— Start —

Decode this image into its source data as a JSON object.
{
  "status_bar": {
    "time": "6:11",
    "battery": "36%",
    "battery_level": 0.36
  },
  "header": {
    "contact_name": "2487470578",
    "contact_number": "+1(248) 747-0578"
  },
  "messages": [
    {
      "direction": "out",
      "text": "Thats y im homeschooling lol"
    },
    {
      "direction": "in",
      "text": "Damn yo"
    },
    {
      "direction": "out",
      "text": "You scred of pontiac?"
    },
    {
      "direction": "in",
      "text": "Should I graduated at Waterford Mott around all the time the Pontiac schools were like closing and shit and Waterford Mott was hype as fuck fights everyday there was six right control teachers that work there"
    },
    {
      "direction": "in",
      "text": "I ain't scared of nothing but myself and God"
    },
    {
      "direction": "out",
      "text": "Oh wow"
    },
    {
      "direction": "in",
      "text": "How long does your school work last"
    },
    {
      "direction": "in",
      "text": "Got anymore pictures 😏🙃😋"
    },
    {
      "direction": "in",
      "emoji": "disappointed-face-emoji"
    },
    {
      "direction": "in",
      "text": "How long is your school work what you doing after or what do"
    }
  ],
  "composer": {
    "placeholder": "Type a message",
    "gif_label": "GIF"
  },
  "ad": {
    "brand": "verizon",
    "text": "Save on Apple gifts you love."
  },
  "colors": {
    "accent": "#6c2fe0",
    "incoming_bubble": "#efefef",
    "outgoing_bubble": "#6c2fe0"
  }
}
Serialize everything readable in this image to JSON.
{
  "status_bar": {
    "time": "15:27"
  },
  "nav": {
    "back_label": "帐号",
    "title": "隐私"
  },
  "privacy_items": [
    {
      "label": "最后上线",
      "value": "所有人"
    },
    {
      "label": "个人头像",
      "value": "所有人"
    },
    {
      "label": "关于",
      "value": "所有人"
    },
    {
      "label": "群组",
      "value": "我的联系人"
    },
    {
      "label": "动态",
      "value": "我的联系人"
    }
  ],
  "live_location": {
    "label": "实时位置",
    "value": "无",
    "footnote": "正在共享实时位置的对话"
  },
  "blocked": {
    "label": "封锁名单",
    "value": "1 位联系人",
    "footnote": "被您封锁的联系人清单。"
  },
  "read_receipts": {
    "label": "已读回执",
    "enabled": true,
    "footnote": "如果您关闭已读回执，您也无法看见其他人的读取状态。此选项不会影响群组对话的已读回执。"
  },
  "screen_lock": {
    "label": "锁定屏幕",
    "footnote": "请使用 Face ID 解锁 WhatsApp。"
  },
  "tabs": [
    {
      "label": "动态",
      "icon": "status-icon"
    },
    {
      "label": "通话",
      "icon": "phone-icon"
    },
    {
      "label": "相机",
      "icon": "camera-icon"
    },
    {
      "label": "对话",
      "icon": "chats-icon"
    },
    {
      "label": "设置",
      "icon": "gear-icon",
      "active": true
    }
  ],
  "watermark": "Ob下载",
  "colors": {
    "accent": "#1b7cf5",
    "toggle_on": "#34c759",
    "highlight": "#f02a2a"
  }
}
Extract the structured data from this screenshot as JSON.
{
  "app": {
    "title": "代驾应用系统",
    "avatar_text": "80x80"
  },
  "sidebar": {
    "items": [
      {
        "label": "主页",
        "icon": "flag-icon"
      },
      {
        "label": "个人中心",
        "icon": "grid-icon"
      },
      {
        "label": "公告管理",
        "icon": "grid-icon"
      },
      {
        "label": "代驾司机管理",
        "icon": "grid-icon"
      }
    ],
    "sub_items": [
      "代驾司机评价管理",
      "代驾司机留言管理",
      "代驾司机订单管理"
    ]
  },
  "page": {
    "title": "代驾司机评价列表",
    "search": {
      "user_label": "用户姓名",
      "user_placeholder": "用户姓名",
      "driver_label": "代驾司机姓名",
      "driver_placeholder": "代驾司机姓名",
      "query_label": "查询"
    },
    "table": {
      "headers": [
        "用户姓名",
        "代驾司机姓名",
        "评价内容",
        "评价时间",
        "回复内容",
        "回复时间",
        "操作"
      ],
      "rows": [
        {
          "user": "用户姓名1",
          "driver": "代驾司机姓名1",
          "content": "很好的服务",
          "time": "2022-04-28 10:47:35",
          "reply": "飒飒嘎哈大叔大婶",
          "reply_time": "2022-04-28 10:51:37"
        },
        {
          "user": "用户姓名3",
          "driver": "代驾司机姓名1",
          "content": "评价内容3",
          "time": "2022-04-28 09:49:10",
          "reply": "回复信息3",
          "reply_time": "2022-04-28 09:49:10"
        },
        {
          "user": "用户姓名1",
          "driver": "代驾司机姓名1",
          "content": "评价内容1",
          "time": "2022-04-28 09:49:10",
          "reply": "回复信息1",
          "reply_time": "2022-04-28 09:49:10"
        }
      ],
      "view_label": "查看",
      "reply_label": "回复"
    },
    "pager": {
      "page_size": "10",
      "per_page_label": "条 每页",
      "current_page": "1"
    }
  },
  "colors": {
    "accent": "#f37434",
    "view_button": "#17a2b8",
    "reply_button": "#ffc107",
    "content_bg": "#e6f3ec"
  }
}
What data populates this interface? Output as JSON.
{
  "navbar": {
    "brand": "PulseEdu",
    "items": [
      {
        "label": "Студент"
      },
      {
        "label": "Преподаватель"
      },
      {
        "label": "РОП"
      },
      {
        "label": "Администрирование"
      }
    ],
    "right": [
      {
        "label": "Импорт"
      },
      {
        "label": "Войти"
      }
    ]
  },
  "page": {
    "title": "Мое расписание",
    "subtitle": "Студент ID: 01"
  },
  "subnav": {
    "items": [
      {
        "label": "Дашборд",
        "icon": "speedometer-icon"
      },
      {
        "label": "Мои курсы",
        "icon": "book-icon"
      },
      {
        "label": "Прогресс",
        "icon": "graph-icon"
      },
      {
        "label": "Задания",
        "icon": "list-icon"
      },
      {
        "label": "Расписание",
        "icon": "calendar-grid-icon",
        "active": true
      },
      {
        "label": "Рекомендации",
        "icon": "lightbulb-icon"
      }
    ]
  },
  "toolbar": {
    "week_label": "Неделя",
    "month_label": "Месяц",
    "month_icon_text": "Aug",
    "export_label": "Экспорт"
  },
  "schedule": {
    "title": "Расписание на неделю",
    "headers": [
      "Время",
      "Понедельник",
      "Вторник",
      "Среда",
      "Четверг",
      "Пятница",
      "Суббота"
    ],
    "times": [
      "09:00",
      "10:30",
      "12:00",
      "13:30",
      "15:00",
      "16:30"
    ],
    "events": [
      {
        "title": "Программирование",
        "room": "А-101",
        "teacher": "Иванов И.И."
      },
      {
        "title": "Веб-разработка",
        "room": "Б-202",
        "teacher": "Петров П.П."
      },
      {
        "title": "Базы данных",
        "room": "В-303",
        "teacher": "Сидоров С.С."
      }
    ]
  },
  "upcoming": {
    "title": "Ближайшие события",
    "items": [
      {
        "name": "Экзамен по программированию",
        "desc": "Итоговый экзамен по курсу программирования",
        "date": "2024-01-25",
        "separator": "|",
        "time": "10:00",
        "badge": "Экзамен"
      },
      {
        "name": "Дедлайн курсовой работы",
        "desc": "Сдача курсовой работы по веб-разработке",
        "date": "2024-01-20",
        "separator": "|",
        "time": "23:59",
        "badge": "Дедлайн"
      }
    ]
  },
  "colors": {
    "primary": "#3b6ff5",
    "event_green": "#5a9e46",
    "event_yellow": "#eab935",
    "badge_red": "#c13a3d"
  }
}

— End —

• [Work to be completed]: Write an exact transcription of every entry above.

• [Task solution]:
Decode this image into its source data as a JSON object.
{
  "status_bar": {
    "time": "6:11",
    "battery": "36%",
    "battery_level": 0.36
  },
  "header": {
    "contact_name": "2487470578",
    "contact_number": "+1(248) 747-0578"
  },
  "messages": [
    {
      "direction": "out",
      "text": "Thats y im homeschooling lol"
    },
    {
      "direction": "in",
      "text": "Damn yo"
    },
    {
      "direction": "out",
      "text": "You scred of pontiac?"
    },
    {
      "direction": "in",
      "text": "Should I graduated at Waterford Mott around all the time the Pontiac schools were like closing and shit and Waterford Mott was hype as fuck fights everyday there was six right control teachers that work there"
    },
    {
      "direction": "in",
      "text": "I ain't scared of nothing but myself and God"
    },
    {
      "direction": "out",
      "text": "Oh wow"
    },
    {
      "direction": "in",
      "text": "How long does your school work last"
    },
    {
      "direction": "in",
      "text": "Got anymore pictures 😏🙃😋"
    },
    {
      "direction": "in",
      "emoji": "disappointed-face-emoji"
    },
    {
      "direction": "in",
      "text": "How long is your school work what you doing after or what do"
    }
  ],
  "composer": {
    "placeholder": "Type a message",
    "gif_label": "GIF"
  },
  "ad": {
    "brand": "verizon",
    "text": "Save on Apple gifts you love."
  },
  "colors": {
    "accent": "#6c2fe0",
    "incoming_bubble": "#efefef",
    "outgoing_bubble": "#6c2fe0"
  }
}
Serialize everything readable in this image to JSON.
{
  "status_bar": {
    "time": "15:27"
  },
  "nav": {
    "back_label": "帐号",
    "title": "隐私"
  },
  "privacy_items": [
    {
      "label": "最后上线",
      "value": "所有人"
    },
    {
      "label": "个人头像",
      "value": "所有人"
    },
    {
      "label": "关于",
      "value": "所有人"
    },
    {
      "label": "群组",
      "value": "我的联系人"
    },
    {
      "label": "动态",
      "value": "我的联系人"
    }
  ],
  "live_location": {
    "label": "实时位置",
    "value": "无",
    "footnote": "正在共享实时位置的对话"
  },
  "blocked": {
    "label": "封锁名单",
    "value": "1 位联系人",
    "footnote": "被您封锁的联系人清单。"
  },
  "read_receipts": {
    "label": "已读回执",
    "enabled": true,
    "footnote": "如果您关闭已读回执，您也无法看见其他人的读取状态。此选项不会影响群组对话的已读回执。"
  },
  "screen_lock": {
    "label": "锁定屏幕",
    "footnote": "请使用 Face ID 解锁 WhatsApp。"
  },
  "tabs": [
    {
      "label": "动态",
      "icon": "status-icon"
    },
    {
      "label": "通话",
      "icon": "phone-icon"
    },
    {
      "label": "相机",
      "icon": "camera-icon"
    },
    {
      "label": "对话",
      "icon": "chats-icon"
    },
    {
      "label": "设置",
      "icon": "gear-icon",
      "active": true
    }
  ],
  "watermark": "Ob下载",
  "colors": {
    "accent": "#1b7cf5",
    "toggle_on": "#34c759",
    "highlight": "#f02a2a"
  }
}
Extract the structured data from this screenshot as JSON.
{
  "app": {
    "title": "代驾应用系统",
    "avatar_text": "80x80"
  },
  "sidebar": {
    "items": [
      {
        "label": "主页",
        "icon": "flag-icon"
      },
      {
        "label": "个人中心",
        "icon": "grid-icon"
      },
      {
        "label": "公告管理",
        "icon": "grid-icon"
      },
      {
        "label": "代驾司机管理",
        "icon": "grid-icon"
      }
    ],
    "sub_items": [
      "代驾司机评价管理",
      "代驾司机留言管理",
      "代驾司机订单管理"
    ]
  },
  "page": {
    "title": "代驾司机评价列表",
    "search": {
      "user_label": "用户姓名",
      "user_placeholder": "用户姓名",
      "driver_label": "代驾司机姓名",
      "driver_placeholder": "代驾司机姓名",
      "query_label": "查询"
    },
    "table": {
      "headers": [
        "用户姓名",
        "代驾司机姓名",
        "评价内容",
        "评价时间",
        "回复内容",
        "回复时间",
        "操作"
      ],
      "rows": [
        {
          "user": "用户姓名1",
          "driver": "代驾司机姓名1",
          "content": "很好的服务",
          "time": "2022-04-28 10:47:35",
          "reply": "飒飒嘎哈大叔大婶",
          "reply_time": "2022-04-28 10:51:37"
        },
        {
          "user": "用户姓名3",
          "driver": "代驾司机姓名1",
          "content": "评价内容3",
          "time": "2022-04-28 09:49:10",
          "reply": "回复信息3",
          "reply_time": "2022-04-28 09:49:10"
        },
        {
          "user": "用户姓名1",
          "driver": "代驾司机姓名1",
          "content": "评价内容1",
          "time": "2022-04-28 09:49:10",
          "reply": "回复信息1",
          "reply_time": "2022-04-28 09:49:10"
        }
      ],
      "view_label": "查看",
      "reply_label": "回复"
    },
    "pager": {
      "page_size": "10",
      "per_page_label": "条 每页",
      "current_page": "1"
    }
  },
  "colors": {
    "accent": "#f37434",
    "view_button": "#17a2b8",
    "reply_button": "#ffc107",
    "content_bg": "#e6f3ec"
  }
}
What data populates this interface? Output as JSON.
{
  "navbar": {
    "brand": "PulseEdu",
    "items": [
      {
        "label": "Студент"
      },
      {
        "label": "Преподаватель"
      },
      {
        "label": "РОП"
      },
      {
        "label": "Администрирование"
      }
    ],
    "right": [
      {
        "label": "Импорт"
      },
      {
        "label": "Войти"
      }
    ]
  },
  "page": {
    "title": "Мое расписание",
    "subtitle": "Студент ID: 01"
  },
  "subnav": {
    "items": [
      {
        "label": "Дашборд",
        "icon": "speedometer-icon"
      },
      {
        "label": "Мои курсы",
        "icon": "book-icon"
      },
      {
        "label": "Прогресс",
        "icon": "graph-icon"
      },
      {
        "label": "Задания",
        "icon": "list-icon"
      },
      {
        "label": "Расписание",
        "icon": "calendar-grid-icon",
        "active": true
      },
      {
        "label": "Рекомендации",
        "icon": "lightbulb-icon"
      }
    ]
  },
  "toolbar": {
    "week_label": "Неделя",
    "month_label": "Месяц",
    "month_icon_text": "Aug",
    "export_label": "Экспорт"
  },
  "schedule": {
    "title": "Расписание на неделю",
    "headers": [
      "Время",
      "Понедельник",
      "Вторник",
      "Среда",
      "Четверг",
      "Пятница",
      "Суббота"
    ],
    "times": [
      "09:00",
      "10:30",
      "12:00",
      "13:30",
      "15:00",
      "16:30"
    ],
    "events": [
      {
        "title": "Программирование",
        "room": "А-101",
        "teacher": "Иванов И.И."
      },
      {
        "title": "Веб-разработка",
        "room": "Б-202",
        "teacher": "Петров П.П."
      },
      {
        "title": "Базы данных",
        "room": "В-303",
        "teacher": "Сидоров С.С."
      }
    ]
  },
  "upcoming": {
    "title": "Ближайшие события",
    "items": [
      {
        "name": "Экзамен по программированию",
        "desc": "Итоговый экзамен по курсу программирования",
        "date": "2024-01-25",
        "separator": "|",
        "time": "10:00",
        "badge": "Экзамен"
      },
      {
        "name": "Дедлайн курсовой работы",
        "desc": "Сдача курсовой работы по веб-разработке",
        "date": "2024-01-20",
        "separator": "|",
        "time": "23:59",
        "badge": "Дедлайн"
      }
    ]
  },
  "colors": {
    "primary": "#3b6ff5",
    "event_green": "#5a9e46",
    "event_yellow": "#eab935",
    "badge_red": "#c13a3d"
  }
}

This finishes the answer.